(Dataset items)
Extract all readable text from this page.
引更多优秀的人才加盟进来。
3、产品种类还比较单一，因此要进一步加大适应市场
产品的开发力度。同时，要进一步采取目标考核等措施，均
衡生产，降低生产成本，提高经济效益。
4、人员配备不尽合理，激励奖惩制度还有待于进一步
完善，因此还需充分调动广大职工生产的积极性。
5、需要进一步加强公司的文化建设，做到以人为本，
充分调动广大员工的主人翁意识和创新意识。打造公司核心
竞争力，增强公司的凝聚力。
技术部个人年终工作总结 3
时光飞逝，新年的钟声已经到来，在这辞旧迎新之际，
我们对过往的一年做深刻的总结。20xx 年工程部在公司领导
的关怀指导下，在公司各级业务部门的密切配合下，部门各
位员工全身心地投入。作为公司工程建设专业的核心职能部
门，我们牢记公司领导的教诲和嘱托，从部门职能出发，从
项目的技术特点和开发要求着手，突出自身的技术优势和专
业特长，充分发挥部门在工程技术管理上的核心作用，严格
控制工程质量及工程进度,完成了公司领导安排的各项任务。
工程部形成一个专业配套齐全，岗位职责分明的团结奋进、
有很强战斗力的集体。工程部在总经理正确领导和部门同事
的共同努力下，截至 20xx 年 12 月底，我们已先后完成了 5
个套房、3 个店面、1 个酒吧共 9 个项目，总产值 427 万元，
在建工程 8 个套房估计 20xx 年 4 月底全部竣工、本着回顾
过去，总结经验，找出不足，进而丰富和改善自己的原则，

● Problem details
All the entries above need to be reproduced exactly.

● Result
Extract all readable text from this page.
引更多优秀的人才加盟进来。
3、产品种类还比较单一，因此要进一步加大适应市场
产品的开发力度。同时，要进一步采取目标考核等措施，均
衡生产，降低生产成本，提高经济效益。
4、人员配备不尽合理，激励奖惩制度还有待于进一步
完善，因此还需充分调动广大职工生产的积极性。
5、需要进一步加强公司的文化建设，做到以人为本，
充分调动广大员工的主人翁意识和创新意识。打造公司核心
竞争力，增强公司的凝聚力。
技术部个人年终工作总结 3
时光飞逝，新年的钟声已经到来，在这辞旧迎新之际，
我们对过往的一年做深刻的总结。20xx 年工程部在公司领导
的关怀指导下，在公司各级业务部门的密切配合下，部门各
位员工全身心地投入。作为公司工程建设专业的核心职能部
门，我们牢记公司领导的教诲和嘱托，从部门职能出发，从
项目的技术特点和开发要求着手，突出自身的技术优势和专
业特长，充分发挥部门在工程技术管理上的核心作用，严格
控制工程质量及工程进度,完成了公司领导安排的各项任务。
工程部形成一个专业配套齐全，岗位职责分明的团结奋进、
有很强战斗力的集体。工程部在总经理正确领导和部门同事
的共同努力下，截至 20xx 年 12 月底，我们已先后完成了 5
个套房、3 个店面、1 个酒吧共 9 个项目，总产值 427 万元，
在建工程 8 个套房估计 20xx 年 4 月底全部竣工、本着回顾
过去，总结经验，找出不足，进而丰富和改善自己的原则，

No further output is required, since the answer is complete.